[Stored data entries]
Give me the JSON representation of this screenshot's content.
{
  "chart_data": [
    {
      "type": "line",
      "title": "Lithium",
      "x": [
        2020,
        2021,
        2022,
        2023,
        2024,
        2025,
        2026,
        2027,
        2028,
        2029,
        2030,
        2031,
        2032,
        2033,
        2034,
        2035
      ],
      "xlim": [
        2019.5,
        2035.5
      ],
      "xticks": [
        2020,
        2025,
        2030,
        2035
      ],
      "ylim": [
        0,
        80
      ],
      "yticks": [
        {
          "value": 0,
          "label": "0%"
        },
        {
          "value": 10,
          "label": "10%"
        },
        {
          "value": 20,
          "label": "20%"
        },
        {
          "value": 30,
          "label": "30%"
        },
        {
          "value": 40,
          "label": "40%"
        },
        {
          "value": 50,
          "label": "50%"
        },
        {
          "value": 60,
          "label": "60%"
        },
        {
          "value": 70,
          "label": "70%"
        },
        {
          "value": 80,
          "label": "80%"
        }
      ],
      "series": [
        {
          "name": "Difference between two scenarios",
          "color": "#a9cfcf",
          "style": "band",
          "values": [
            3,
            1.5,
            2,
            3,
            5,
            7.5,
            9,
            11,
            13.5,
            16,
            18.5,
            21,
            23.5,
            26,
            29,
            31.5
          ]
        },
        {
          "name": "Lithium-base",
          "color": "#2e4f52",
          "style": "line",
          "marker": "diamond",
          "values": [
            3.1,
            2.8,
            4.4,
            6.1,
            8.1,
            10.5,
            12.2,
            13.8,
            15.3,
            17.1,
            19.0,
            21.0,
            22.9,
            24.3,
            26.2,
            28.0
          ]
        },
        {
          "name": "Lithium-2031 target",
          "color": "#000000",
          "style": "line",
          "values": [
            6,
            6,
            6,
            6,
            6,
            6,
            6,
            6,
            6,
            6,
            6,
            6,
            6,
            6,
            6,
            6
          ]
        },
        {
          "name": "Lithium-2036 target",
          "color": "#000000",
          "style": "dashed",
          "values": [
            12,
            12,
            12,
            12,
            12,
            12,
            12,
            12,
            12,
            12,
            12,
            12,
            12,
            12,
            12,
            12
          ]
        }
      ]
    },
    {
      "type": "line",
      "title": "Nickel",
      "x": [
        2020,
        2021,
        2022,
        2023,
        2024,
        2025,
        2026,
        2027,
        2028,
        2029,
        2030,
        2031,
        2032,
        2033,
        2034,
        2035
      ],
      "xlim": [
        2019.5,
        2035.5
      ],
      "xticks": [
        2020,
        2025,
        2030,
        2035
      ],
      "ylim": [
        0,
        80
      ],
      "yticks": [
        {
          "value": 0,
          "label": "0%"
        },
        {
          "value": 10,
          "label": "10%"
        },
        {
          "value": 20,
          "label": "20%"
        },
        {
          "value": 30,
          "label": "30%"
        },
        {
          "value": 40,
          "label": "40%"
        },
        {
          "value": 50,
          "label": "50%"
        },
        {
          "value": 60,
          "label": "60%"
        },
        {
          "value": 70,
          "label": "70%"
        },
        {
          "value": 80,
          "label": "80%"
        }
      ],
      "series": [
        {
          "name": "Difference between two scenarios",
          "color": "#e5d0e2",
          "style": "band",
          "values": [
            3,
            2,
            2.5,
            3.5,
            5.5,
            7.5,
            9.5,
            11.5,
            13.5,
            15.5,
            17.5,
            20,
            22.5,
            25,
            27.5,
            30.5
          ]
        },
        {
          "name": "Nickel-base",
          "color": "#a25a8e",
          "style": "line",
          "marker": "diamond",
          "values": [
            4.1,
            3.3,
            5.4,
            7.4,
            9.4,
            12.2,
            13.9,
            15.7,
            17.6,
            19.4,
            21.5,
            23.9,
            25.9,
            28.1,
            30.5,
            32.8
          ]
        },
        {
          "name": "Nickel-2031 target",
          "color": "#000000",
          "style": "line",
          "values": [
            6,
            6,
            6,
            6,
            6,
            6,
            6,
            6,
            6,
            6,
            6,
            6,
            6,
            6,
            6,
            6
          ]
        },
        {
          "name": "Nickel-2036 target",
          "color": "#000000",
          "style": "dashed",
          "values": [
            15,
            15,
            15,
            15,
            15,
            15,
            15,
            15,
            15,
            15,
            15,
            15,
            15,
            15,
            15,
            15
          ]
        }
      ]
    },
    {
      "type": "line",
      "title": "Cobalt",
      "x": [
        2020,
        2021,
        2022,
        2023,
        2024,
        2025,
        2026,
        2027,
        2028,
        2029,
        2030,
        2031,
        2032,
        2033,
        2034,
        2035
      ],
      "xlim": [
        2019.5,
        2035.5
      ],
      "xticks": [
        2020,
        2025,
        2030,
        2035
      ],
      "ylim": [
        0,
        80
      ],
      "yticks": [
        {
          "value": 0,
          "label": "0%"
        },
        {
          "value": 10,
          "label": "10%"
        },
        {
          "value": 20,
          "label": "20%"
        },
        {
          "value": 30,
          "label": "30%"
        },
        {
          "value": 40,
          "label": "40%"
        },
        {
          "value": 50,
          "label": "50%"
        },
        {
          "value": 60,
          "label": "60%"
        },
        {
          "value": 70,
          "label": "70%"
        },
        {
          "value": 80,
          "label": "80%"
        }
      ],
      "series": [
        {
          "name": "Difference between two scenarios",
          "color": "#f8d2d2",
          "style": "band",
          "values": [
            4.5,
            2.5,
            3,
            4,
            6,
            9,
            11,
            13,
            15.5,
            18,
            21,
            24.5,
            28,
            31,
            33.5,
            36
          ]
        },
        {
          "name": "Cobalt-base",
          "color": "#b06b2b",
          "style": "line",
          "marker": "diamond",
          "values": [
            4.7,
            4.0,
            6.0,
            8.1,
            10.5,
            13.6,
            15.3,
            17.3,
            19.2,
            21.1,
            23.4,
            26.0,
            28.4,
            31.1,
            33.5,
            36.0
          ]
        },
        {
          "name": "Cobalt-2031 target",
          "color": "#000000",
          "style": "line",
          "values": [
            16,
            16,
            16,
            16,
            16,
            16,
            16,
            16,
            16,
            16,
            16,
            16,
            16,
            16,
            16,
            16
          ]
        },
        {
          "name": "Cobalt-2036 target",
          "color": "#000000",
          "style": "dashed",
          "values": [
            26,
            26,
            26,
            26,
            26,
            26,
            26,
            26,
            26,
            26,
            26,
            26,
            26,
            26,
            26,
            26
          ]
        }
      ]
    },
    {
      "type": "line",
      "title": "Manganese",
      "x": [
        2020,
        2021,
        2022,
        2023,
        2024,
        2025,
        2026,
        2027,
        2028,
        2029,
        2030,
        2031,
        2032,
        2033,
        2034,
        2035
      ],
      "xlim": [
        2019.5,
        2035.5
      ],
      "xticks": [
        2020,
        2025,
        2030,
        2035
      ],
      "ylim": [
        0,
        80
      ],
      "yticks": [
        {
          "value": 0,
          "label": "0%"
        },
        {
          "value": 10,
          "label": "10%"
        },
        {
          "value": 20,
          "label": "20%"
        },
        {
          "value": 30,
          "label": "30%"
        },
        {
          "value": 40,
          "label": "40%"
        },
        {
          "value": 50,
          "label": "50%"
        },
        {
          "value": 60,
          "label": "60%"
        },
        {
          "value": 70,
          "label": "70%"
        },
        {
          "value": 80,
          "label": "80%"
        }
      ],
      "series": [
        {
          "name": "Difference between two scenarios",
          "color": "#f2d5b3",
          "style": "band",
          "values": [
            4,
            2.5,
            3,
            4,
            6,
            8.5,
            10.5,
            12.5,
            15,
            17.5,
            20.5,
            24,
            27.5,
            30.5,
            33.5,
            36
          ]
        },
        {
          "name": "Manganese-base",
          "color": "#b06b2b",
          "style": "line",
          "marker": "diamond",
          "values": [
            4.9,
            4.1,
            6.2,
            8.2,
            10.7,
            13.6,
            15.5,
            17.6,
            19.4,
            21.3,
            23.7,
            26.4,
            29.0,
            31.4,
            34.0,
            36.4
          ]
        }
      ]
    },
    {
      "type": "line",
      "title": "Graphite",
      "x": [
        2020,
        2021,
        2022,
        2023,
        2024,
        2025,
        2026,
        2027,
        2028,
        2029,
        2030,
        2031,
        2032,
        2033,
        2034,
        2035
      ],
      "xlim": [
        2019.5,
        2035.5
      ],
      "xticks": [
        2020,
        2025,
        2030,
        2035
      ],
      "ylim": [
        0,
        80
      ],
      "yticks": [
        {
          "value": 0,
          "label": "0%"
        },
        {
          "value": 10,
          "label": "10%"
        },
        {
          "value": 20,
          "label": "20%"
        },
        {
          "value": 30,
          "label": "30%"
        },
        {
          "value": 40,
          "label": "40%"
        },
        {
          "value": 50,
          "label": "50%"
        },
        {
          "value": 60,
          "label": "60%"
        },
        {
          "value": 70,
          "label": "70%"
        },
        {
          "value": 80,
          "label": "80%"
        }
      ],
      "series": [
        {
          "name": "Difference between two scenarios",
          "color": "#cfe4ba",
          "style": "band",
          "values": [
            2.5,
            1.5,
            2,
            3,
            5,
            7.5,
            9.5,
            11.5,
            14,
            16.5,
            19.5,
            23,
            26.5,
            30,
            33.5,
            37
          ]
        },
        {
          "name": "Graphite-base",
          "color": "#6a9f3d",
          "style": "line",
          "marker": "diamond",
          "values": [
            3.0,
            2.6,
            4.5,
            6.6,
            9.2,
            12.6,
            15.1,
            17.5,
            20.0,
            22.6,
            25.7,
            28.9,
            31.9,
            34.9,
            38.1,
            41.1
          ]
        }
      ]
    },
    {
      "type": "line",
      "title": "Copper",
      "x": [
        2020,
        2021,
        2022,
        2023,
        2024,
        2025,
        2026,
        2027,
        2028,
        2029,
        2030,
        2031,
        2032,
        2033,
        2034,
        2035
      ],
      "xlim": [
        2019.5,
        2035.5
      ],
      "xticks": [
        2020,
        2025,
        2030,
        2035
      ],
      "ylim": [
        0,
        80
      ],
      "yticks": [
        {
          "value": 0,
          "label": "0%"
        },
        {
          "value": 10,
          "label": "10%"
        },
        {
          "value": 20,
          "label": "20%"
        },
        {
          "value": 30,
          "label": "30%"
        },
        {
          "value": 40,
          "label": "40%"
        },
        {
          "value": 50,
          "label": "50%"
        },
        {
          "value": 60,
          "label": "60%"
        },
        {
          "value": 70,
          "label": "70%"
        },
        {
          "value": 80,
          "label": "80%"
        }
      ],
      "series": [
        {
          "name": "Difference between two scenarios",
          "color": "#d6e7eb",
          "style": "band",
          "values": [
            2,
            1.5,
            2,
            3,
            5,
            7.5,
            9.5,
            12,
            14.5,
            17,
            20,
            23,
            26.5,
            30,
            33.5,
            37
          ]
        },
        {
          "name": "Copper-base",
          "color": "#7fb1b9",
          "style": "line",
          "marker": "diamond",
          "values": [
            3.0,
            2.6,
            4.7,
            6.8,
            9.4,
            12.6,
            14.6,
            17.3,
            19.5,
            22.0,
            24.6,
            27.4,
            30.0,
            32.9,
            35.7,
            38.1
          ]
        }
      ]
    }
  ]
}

* What is asked *
List all lines holding the string "Cobalt".

* Answer for the task *
      "title": "Cobalt",
          "name": "Cobalt-base",
          "name": "Cobalt-2031 target",
          "name": "Cobalt-2036 target",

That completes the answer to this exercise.